TASK BRIEF:
Rewrite the lines of the data below as a numbered list, leaving out blank lines and the pictures.

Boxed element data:
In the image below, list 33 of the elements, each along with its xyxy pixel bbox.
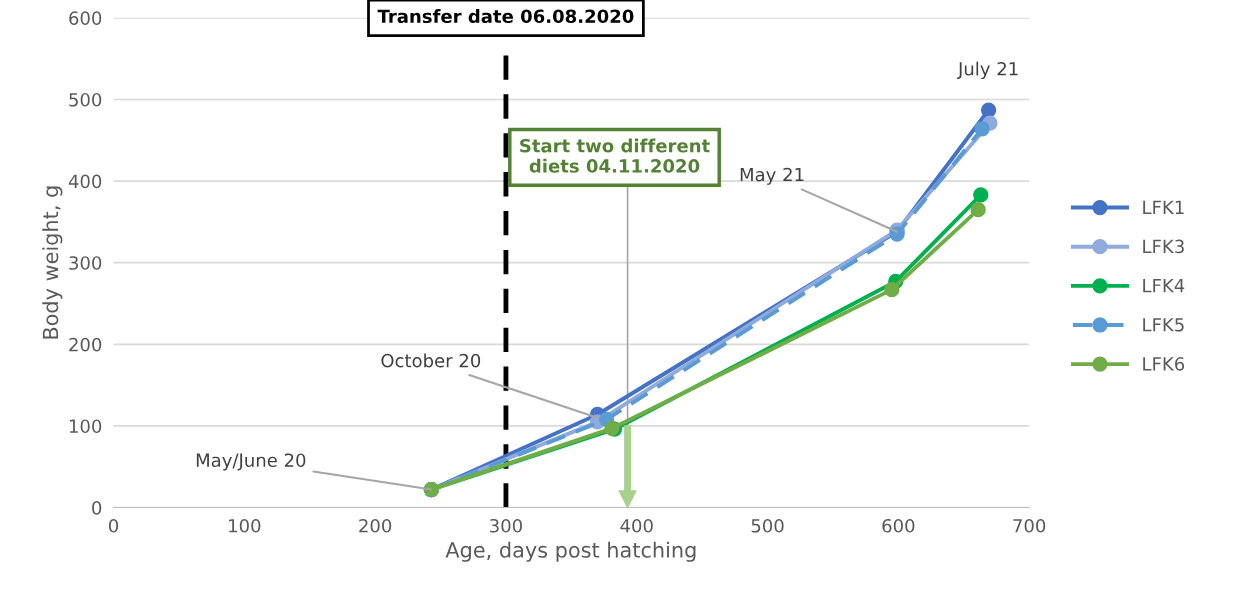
x-tick-label: 300 [490,518,522,533]
y-tick-label: 300 [69,256,102,270]
point [980,102,997,118]
legend-label: LFK6 [1143,357,1185,371]
point [970,202,986,218]
annotation: July 21 [957,61,1018,80]
y-tick-label: 600 [69,11,102,25]
ref-line-label: Start two different diets 04.11.2020 [520,138,710,173]
y-axis-title: Body weight, g [42,186,63,339]
ref-line-label: Transfer date 06.08.2020 [377,9,634,24]
point [974,121,990,137]
x-axis-title: Age, days post hatching [445,541,696,562]
legend-label: LFK4 [1143,279,1185,293]
annotation: October 20 [381,353,481,368]
x-tick-label: 0 [108,518,119,533]
x-tick-label: 400 [620,518,653,533]
legend-label: LFK3 [1143,239,1184,254]
point [884,281,900,298]
point [973,187,989,203]
y-tick-label: 200 [69,337,102,352]
annotation: May/June 20 [196,453,306,471]
x-tick-label: 100 [229,518,261,533]
y-tick-label: 100 [69,419,102,434]
y-tick-label: 0 [92,500,102,515]
y-tick-label: 500 [69,92,102,107]
legend-label: LFK1 [1143,200,1184,214]
x-tick-label: 700 [1013,518,1046,533]
x-tick-label: 500 [751,518,784,533]
annotation: May 21 [740,167,804,185]
legend-label: LFK5 [1143,318,1184,332]
y-tick-label: 400 [68,174,102,189]
x-tick-label: 200 [359,518,392,533]
x-tick-label: 600 [882,518,915,533]
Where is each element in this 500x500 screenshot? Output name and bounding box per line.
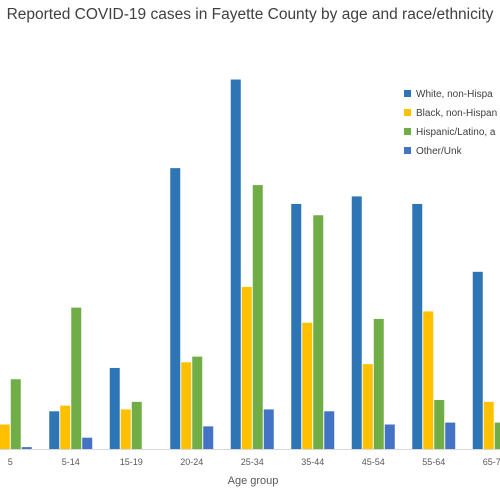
legend-swatch: [404, 109, 411, 116]
bar-2-35-44: [302, 322, 313, 449]
x-tick-label: 20-24: [180, 457, 203, 467]
x-axis-title: Age group: [228, 475, 279, 487]
bar-4-5-14: [82, 437, 93, 449]
bar-1-35-44: [291, 203, 302, 449]
bar-3-15-19: [131, 401, 142, 449]
bar-1-15-19: [109, 367, 120, 449]
bars-layer: [0, 79, 500, 449]
bar-2-5-14: [60, 405, 71, 449]
bar-3-5: [10, 379, 21, 449]
legend-label: Hispanic/Latino, a: [416, 127, 496, 138]
x-tick-label: 55-64: [422, 457, 445, 467]
bar-2-20-24: [181, 362, 192, 449]
bar-1-45-54: [351, 196, 362, 449]
x-tick-label: 15-19: [120, 457, 143, 467]
bar-4-5: [21, 447, 32, 449]
x-tick-label: 35-44: [301, 457, 324, 467]
bar-2-45-54: [362, 364, 373, 449]
bar-3-65-74: [494, 422, 500, 449]
x-tick-labels: 5 5-14 15-19 20-24 25-34 35-44 45-54 55-64 65-74: [8, 457, 500, 467]
legend-swatch: [404, 128, 411, 135]
legend-label: White, non-Hispa: [416, 89, 493, 100]
bar-3-5-14: [71, 307, 82, 449]
bar-1-25-34: [230, 79, 241, 449]
legend-swatch: [404, 147, 411, 154]
x-tick-label: 45-54: [362, 457, 385, 467]
legend-swatch: [404, 90, 411, 97]
x-tick-label: 25-34: [241, 457, 264, 467]
bar-4-25-34: [263, 409, 274, 449]
bar-1-20-24: [170, 168, 181, 449]
bar-2-25-34: [241, 286, 252, 449]
bar-1-5-14: [49, 411, 60, 449]
x-tick-label: 5: [8, 457, 13, 467]
bar-3-35-44: [313, 215, 324, 449]
bar-4-45-54: [384, 424, 395, 449]
bar-3-55-64: [434, 399, 445, 449]
bar-2-65-74: [483, 401, 494, 449]
x-tick-label: 5-14: [62, 457, 80, 467]
legend-label: Black, non-Hispan: [416, 108, 497, 119]
legend-label: Other/Unk: [416, 146, 463, 157]
legend: White, non-Hispa Black, non-Hispan Hispani…: [404, 89, 497, 157]
bar-3-20-24: [192, 356, 203, 449]
bar-2-15-19: [120, 409, 131, 449]
bar-1-65-74: [472, 271, 483, 449]
bar-1-55-64: [412, 203, 423, 449]
bar-3-25-34: [252, 185, 263, 449]
bar-4-20-24: [203, 426, 214, 449]
bar-4-55-64: [445, 422, 456, 449]
x-tick-label: 65-74: [483, 457, 500, 467]
bar-2-5: [0, 424, 10, 449]
bar-2-55-64: [423, 311, 434, 449]
bar-4-35-44: [324, 411, 335, 449]
bar-3-45-54: [373, 318, 384, 449]
chart-title: Reported COVID-19 cases in Fayette Count…: [6, 6, 494, 23]
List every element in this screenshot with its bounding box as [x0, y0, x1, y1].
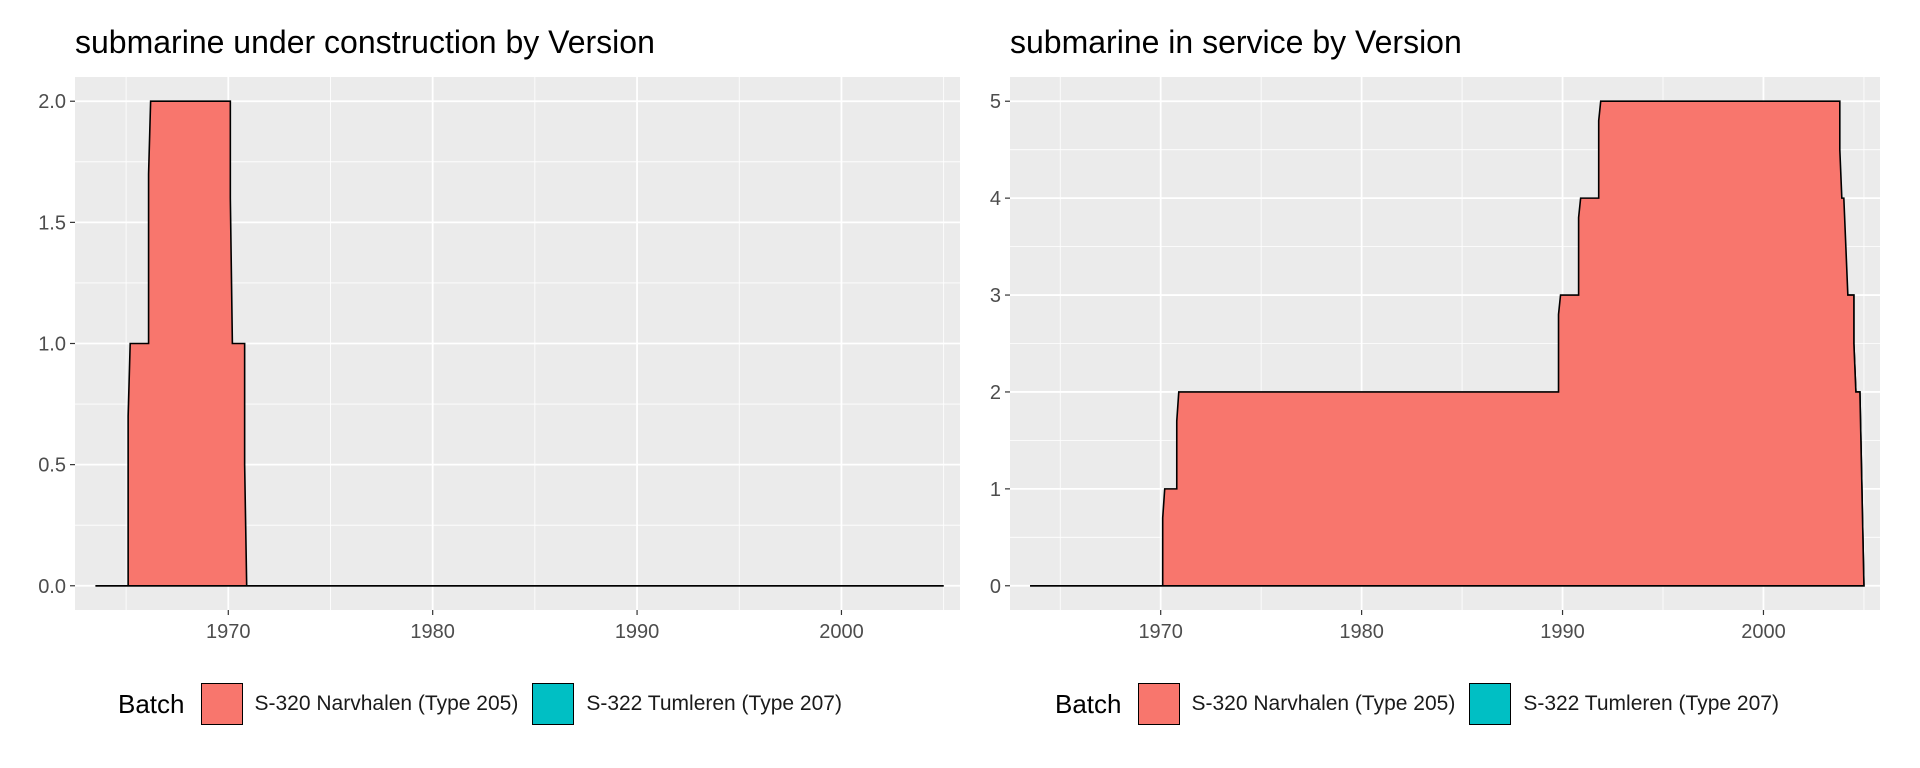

TASK RESULT:
1. In the image below, list 33 of the elements, each along with its xyxy pixel bbox.
2. x-tick-label: 300 [490,518,522,533]
3. y-tick-label: 300 [69,256,102,270]
4. point [980,102,997,118]
5. legend-label: LFK6 [1143,357,1185,371]
6. point [970,202,986,218]
7. annotation: July 21 [957,61,1018,80]
8. y-tick-label: 600 [69,11,102,25]
9. ref-line-label: Start two different diets 04.11.2020 [520,138,710,173]
10. y-axis-title: Body weight, g [42,186,63,339]
11. ref-line-label: Transfer date 06.08.2020 [377,9,634,24]
12. point [974,121,990,137]
13. x-axis-title: Age, days post hatching [445,541,696,562]
14. legend-label: LFK4 [1143,279,1185,293]
15. annotation: October 20 [381,353,481,368]
16. x-tick-label: 0 [108,518,119,533]
17. x-tick-label: 400 [620,518,653,533]
18. legend-label: LFK3 [1143,239,1184,254]
19. point [884,281,900,298]
20. point [973,187,989,203]
21. y-tick-label: 200 [69,337,102,352]
22. annotation: May/June 20 [196,453,306,471]
23. x-tick-label: 100 [229,518,261,533]
24. y-tick-label: 100 [69,419,102,434]
25. y-tick-label: 0 [92,500,102,515]
26. y-tick-label: 500 [69,92,102,107]
27. legend-label: LFK1 [1143,200,1184,214]
28. x-tick-label: 700 [1013,518,1046,533]
29. x-tick-label: 500 [751,518,784,533]
30. annotation: May 21 [740,167,804,185]
31. legend-label: LFK5 [1143,318,1184,332]
32. y-tick-label: 400 [68,174,102,189]
33. x-tick-label: 200 [359,518,392,533]
34. x-tick-label: 600 [882,518,915,533]
35. Where is each element in this 500x500 screenshot? Output name and bounding box per line.
36. legend-swatch: [404, 109, 411, 116]
37. bar-2-35-44: [302, 322, 313, 449]
38. x-tick-label: 20-24: [180, 457, 203, 467]
39. x-axis-title: Age group: [228, 475, 279, 487]
40. bar-4-5-14: [82, 437, 93, 449]
41. bar-1-35-44: [291, 203, 302, 449]
42. bar-3-15-19: [131, 401, 142, 449]
43. bar-1-15-19: [109, 367, 120, 449]
44. bars-layer: [0, 79, 500, 449]
45. bar-2-5-14: [60, 405, 71, 449]
46. bar-3-5: [10, 379, 21, 449]
47. legend-label: Hispanic/Latino, a: [416, 127, 496, 138]
48. x-tick-label: 55-64: [422, 457, 445, 467]
49. bar-2-20-24: [181, 362, 192, 449]
50. bar-1-45-54: [351, 196, 362, 449]
51. x-tick-label: 15-19: [120, 457, 143, 467]
52. bar-4-5: [21, 447, 32, 449]
53. x-tick-label: 35-44: [301, 457, 324, 467]
54. bar-2-45-54: [362, 364, 373, 449]
55. bar-3-65-74: [494, 422, 500, 449]
56. x-tick-labels: 5 5-14 15-19 20-24 25-34 35-44 45-54 55-64 65-74: [8, 457, 500, 467]
57. legend-swatch: [404, 128, 411, 135]
58. legend-label: White, non-Hispa: [416, 89, 493, 100]
59. bar-3-5-14: [71, 307, 82, 449]
60. bar-1-25-34: [230, 79, 241, 449]
61. legend-swatch: [404, 147, 411, 154]
62. x-tick-label: 45-54: [362, 457, 385, 467]
63. legend-swatch: [404, 90, 411, 97]
64. x-tick-label: 25-34: [241, 457, 264, 467]
65. bar-4-25-34: [263, 409, 274, 449]
66. bar-1-20-24: [170, 168, 181, 449]
67. bar-2-25-34: [241, 286, 252, 449]
68. bar-1-5-14: [49, 411, 60, 449]
69. x-tick-label: 5: [8, 457, 13, 467]
70. bar-3-35-44: [313, 215, 324, 449]
71. bar-4-45-54: [384, 424, 395, 449]
72. bar-3-55-64: [434, 399, 445, 449]
73. bar-2-65-74: [483, 401, 494, 449]
74. x-tick-label: 5-14: [62, 457, 80, 467]
75. legend-label: Black, non-Hispan: [416, 108, 497, 119]
76. legend-label: Other/Unk: [416, 146, 463, 157]
77. legend: White, non-Hispa Black, non-Hispan Hispani…: [404, 89, 497, 157]
78. bar-3-20-24: [192, 356, 203, 449]
79. bar-2-15-19: [120, 409, 131, 449]
80. bar-1-65-74: [472, 271, 483, 449]
81. bar-1-55-64: [412, 203, 423, 449]
82. bar-3-25-34: [252, 185, 263, 449]
83. bar-4-20-24: [203, 426, 214, 449]
84. bar-4-55-64: [445, 422, 456, 449]
85. x-tick-label: 65-74: [483, 457, 500, 467]
86. bar-2-5: [0, 424, 10, 449]
87. bar-2-55-64: [423, 311, 434, 449]
88. bar-4-35-44: [324, 411, 335, 449]
89. bar-3-45-54: [373, 318, 384, 449]
90. chart-title: Reported COVID-19 cases in Fayette Count…: [6, 6, 494, 23]
91. List every element in this screenshot with its bounding box as [x0, y0, x1, y1].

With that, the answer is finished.